>> start TASK INPUTS

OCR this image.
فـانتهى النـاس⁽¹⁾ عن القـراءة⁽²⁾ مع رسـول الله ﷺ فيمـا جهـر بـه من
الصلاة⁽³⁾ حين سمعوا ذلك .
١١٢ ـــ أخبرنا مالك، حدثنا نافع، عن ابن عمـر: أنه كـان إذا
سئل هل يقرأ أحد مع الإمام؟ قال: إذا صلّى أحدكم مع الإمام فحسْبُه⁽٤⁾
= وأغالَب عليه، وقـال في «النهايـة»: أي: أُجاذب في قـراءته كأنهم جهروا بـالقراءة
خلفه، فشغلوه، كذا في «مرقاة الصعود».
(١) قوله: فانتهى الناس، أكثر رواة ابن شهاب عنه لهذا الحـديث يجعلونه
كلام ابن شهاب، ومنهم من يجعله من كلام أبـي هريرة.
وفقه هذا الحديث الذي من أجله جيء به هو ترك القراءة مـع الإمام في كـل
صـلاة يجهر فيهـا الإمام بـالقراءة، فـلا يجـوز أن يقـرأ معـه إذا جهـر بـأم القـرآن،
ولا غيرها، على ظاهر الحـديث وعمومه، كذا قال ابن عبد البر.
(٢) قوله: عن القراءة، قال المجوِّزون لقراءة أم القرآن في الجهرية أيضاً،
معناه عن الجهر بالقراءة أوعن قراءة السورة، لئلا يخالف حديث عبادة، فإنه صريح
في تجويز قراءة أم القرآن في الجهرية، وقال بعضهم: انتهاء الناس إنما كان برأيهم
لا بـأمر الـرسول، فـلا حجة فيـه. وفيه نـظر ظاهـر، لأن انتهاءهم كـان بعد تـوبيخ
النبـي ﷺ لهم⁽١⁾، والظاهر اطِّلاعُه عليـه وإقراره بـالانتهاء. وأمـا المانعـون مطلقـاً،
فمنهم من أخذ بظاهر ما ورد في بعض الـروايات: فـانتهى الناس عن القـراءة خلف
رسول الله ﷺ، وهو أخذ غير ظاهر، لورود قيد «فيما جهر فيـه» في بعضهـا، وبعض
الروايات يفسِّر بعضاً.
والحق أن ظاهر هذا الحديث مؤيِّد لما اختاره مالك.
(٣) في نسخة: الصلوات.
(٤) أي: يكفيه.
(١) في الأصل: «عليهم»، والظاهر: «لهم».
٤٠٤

>> end TASK INPUTS
>> start TASK INPUTS

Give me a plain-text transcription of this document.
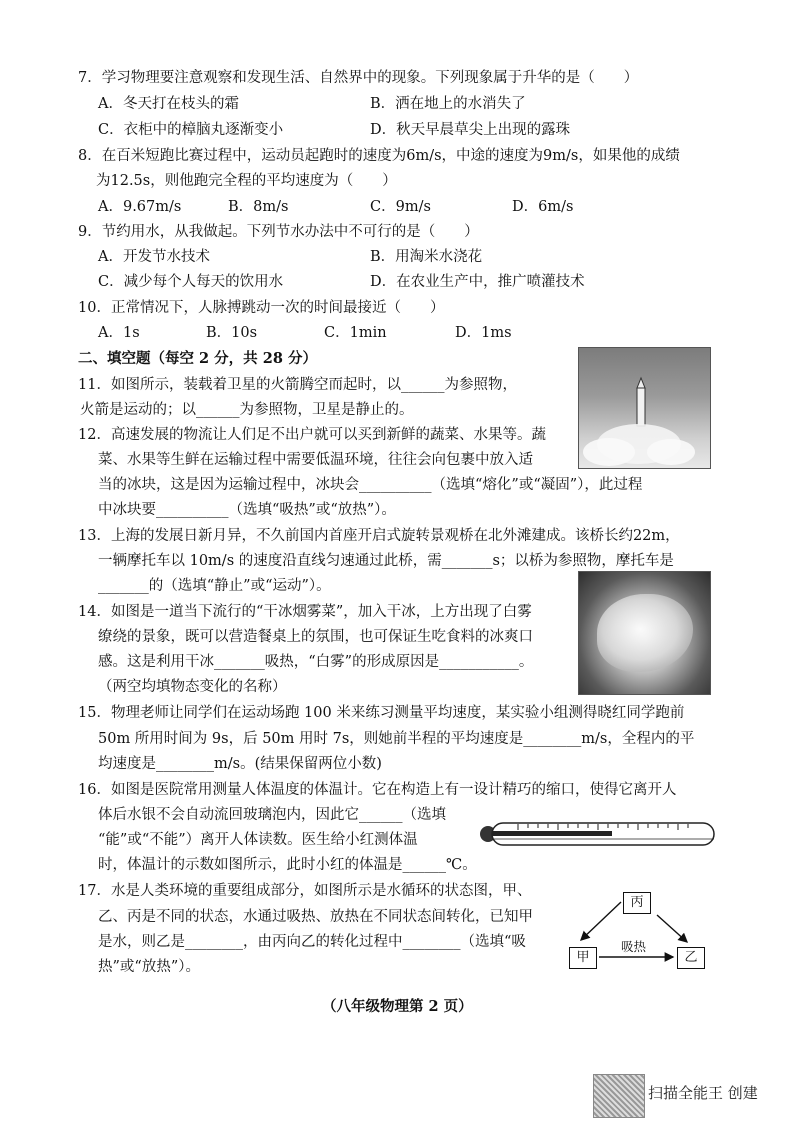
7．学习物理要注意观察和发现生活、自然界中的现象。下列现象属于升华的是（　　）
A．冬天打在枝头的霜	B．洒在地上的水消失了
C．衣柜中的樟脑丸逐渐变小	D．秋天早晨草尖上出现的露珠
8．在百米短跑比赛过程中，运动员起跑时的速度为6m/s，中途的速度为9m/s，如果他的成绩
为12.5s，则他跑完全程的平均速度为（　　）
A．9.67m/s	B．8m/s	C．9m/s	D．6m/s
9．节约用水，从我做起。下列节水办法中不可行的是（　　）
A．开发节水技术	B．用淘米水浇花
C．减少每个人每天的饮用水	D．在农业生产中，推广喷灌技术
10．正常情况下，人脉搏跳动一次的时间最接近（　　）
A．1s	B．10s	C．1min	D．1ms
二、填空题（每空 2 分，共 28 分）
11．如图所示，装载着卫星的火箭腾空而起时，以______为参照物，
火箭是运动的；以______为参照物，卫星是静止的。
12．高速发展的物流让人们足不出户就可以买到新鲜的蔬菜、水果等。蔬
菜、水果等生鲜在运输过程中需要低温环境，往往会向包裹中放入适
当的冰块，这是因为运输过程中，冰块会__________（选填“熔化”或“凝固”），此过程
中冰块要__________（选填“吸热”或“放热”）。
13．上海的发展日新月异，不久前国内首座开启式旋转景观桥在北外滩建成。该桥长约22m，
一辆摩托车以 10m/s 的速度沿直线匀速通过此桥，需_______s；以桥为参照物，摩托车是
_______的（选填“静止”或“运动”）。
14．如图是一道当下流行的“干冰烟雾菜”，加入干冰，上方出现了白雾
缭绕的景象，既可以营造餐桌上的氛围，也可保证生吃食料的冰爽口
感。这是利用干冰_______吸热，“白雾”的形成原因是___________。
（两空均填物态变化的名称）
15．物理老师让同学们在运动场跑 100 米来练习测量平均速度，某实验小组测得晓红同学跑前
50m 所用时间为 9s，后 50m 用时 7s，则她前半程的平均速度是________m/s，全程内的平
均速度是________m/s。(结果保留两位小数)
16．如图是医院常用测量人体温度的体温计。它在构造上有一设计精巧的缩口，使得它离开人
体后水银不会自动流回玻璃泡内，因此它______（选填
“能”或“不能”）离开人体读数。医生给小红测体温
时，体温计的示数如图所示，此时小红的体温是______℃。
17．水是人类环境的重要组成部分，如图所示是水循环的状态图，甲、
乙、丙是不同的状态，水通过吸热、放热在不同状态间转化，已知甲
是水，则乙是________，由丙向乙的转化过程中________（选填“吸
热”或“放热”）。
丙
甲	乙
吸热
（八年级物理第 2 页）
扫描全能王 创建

>> end TASK INPUTS

▶ **EXERCISE**
Locate each line containing the string "this" and show it.

▶ **CORRECT ANSWER**
OCR this image.
Give me a plain-text transcription of this document.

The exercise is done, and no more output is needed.